● Exercise requirements: Please set down all the lines beneath this one exactly, without the pictures.

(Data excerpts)
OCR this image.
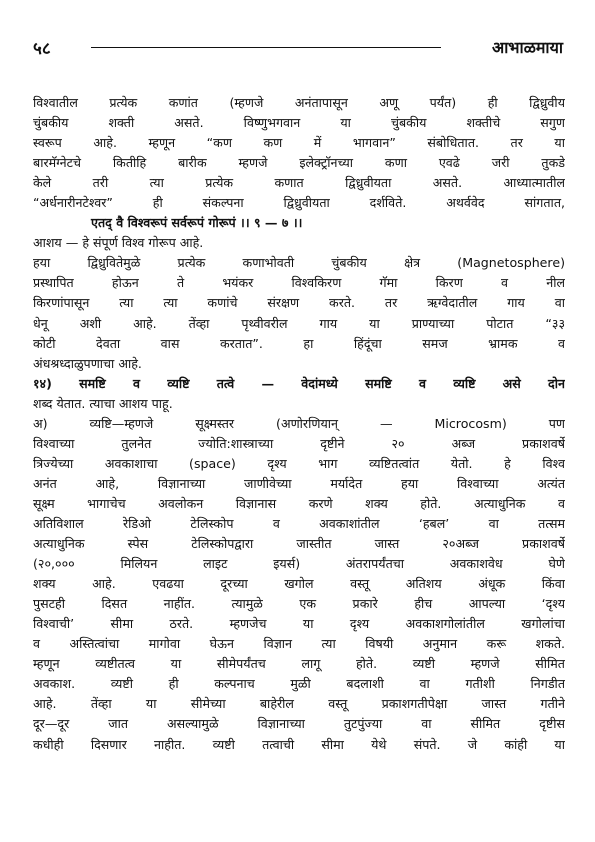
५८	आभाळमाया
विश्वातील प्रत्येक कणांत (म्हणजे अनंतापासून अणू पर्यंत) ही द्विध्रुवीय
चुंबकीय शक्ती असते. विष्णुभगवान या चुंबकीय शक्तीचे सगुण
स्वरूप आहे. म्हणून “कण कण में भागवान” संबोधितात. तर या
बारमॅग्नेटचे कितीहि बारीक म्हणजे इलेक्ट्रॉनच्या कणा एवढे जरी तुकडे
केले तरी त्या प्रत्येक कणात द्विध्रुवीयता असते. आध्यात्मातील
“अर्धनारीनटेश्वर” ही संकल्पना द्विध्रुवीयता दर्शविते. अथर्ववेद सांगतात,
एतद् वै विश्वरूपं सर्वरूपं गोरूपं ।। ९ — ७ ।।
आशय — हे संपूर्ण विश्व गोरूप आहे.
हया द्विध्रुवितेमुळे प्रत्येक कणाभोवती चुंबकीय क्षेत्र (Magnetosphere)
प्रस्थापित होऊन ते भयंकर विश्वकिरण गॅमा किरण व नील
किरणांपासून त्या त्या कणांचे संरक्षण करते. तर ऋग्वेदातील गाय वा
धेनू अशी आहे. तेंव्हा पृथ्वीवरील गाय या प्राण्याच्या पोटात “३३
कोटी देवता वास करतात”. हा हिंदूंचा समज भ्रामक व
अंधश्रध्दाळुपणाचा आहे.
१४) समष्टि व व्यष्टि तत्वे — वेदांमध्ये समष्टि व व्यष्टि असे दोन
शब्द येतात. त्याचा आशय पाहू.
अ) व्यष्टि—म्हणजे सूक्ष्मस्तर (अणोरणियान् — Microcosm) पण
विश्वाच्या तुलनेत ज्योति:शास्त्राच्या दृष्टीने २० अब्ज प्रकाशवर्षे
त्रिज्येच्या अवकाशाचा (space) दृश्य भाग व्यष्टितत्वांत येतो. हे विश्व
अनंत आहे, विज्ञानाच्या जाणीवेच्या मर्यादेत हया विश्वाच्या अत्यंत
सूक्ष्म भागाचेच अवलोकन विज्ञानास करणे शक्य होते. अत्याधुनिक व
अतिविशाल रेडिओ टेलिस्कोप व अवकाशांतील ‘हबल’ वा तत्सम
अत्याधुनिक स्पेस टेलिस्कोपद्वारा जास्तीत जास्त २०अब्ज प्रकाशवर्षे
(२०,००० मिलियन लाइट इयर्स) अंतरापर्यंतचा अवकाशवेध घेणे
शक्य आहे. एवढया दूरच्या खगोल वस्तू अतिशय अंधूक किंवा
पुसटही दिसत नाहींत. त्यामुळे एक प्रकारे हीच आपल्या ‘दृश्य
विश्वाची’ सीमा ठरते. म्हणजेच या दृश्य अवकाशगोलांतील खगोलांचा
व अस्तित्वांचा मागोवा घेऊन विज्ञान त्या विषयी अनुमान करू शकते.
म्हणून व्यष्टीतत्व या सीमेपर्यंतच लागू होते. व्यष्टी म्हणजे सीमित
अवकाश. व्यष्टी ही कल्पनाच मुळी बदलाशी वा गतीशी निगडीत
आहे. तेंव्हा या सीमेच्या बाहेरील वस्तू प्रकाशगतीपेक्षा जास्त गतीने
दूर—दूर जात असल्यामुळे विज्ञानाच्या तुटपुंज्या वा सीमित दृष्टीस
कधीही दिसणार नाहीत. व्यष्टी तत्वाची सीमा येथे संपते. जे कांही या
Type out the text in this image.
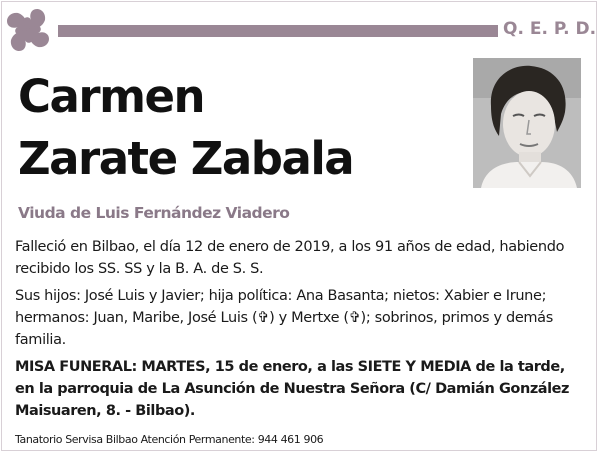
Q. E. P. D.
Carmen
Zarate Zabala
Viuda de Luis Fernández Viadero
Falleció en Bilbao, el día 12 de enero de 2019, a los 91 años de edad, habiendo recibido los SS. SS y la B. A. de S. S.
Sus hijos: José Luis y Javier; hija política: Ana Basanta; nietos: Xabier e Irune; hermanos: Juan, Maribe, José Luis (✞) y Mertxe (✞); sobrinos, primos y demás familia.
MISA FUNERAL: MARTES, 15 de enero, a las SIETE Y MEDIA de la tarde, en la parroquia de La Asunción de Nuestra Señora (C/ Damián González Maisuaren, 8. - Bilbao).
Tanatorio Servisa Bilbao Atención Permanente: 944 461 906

● Completed exercise:
OCR this image.
५८	आभाळमाया
विश्वातील प्रत्येक कणांत (म्हणजे अनंतापासून अणू पर्यंत) ही द्विध्रुवीय
चुंबकीय शक्ती असते. विष्णुभगवान या चुंबकीय शक्तीचे सगुण
स्वरूप आहे. म्हणून “कण कण में भागवान” संबोधितात. तर या
बारमॅग्नेटचे कितीहि बारीक म्हणजे इलेक्ट्रॉनच्या कणा एवढे जरी तुकडे
केले तरी त्या प्रत्येक कणात द्विध्रुवीयता असते. आध्यात्मातील
“अर्धनारीनटेश्वर” ही संकल्पना द्विध्रुवीयता दर्शविते. अथर्ववेद सांगतात,
एतद् वै विश्वरूपं सर्वरूपं गोरूपं ।। ९ — ७ ।।
आशय — हे संपूर्ण विश्व गोरूप आहे.
हया द्विध्रुवितेमुळे प्रत्येक कणाभोवती चुंबकीय क्षेत्र (Magnetosphere)
प्रस्थापित होऊन ते भयंकर विश्वकिरण गॅमा किरण व नील
किरणांपासून त्या त्या कणांचे संरक्षण करते. तर ऋग्वेदातील गाय वा
धेनू अशी आहे. तेंव्हा पृथ्वीवरील गाय या प्राण्याच्या पोटात “३३
कोटी देवता वास करतात”. हा हिंदूंचा समज भ्रामक व
अंधश्रध्दाळुपणाचा आहे.
१४) समष्टि व व्यष्टि तत्वे — वेदांमध्ये समष्टि व व्यष्टि असे दोन
शब्द येतात. त्याचा आशय पाहू.
अ) व्यष्टि—म्हणजे सूक्ष्मस्तर (अणोरणियान् — Microcosm) पण
विश्वाच्या तुलनेत ज्योति:शास्त्राच्या दृष्टीने २० अब्ज प्रकाशवर्षे
त्रिज्येच्या अवकाशाचा (space) दृश्य भाग व्यष्टितत्वांत येतो. हे विश्व
अनंत आहे, विज्ञानाच्या जाणीवेच्या मर्यादेत हया विश्वाच्या अत्यंत
सूक्ष्म भागाचेच अवलोकन विज्ञानास करणे शक्य होते. अत्याधुनिक व
अतिविशाल रेडिओ टेलिस्कोप व अवकाशांतील ‘हबल’ वा तत्सम
अत्याधुनिक स्पेस टेलिस्कोपद्वारा जास्तीत जास्त २०अब्ज प्रकाशवर्षे
(२०,००० मिलियन लाइट इयर्स) अंतरापर्यंतचा अवकाशवेध घेणे
शक्य आहे. एवढया दूरच्या खगोल वस्तू अतिशय अंधूक किंवा
पुसटही दिसत नाहींत. त्यामुळे एक प्रकारे हीच आपल्या ‘दृश्य
विश्वाची’ सीमा ठरते. म्हणजेच या दृश्य अवकाशगोलांतील खगोलांचा
व अस्तित्वांचा मागोवा घेऊन विज्ञान त्या विषयी अनुमान करू शकते.
म्हणून व्यष्टीतत्व या सीमेपर्यंतच लागू होते. व्यष्टी म्हणजे सीमित
अवकाश. व्यष्टी ही कल्पनाच मुळी बदलाशी वा गतीशी निगडीत
आहे. तेंव्हा या सीमेच्या बाहेरील वस्तू प्रकाशगतीपेक्षा जास्त गतीने
दूर—दूर जात असल्यामुळे विज्ञानाच्या तुटपुंज्या वा सीमित दृष्टीस
कधीही दिसणार नाहीत. व्यष्टी तत्वाची सीमा येथे संपते. जे कांही या
Type out the text in this image.
Q. E. P. D.
Carmen
Zarate Zabala
Viuda de Luis Fernández Viadero
Falleció en Bilbao, el día 12 de enero de 2019, a los 91 años de edad, habiendo recibido los SS. SS y la B. A. de S. S.
Sus hijos: José Luis y Javier; hija política: Ana Basanta; nietos: Xabier e Irune; hermanos: Juan, Maribe, José Luis (✞) y Mertxe (✞); sobrinos, primos y demás familia.
MISA FUNERAL: MARTES, 15 de enero, a las SIETE Y MEDIA de la tarde, en la parroquia de La Asunción de Nuestra Señora (C/ Damián González Maisuaren, 8. - Bilbao).
Tanatorio Servisa Bilbao Atención Permanente: 944 461 906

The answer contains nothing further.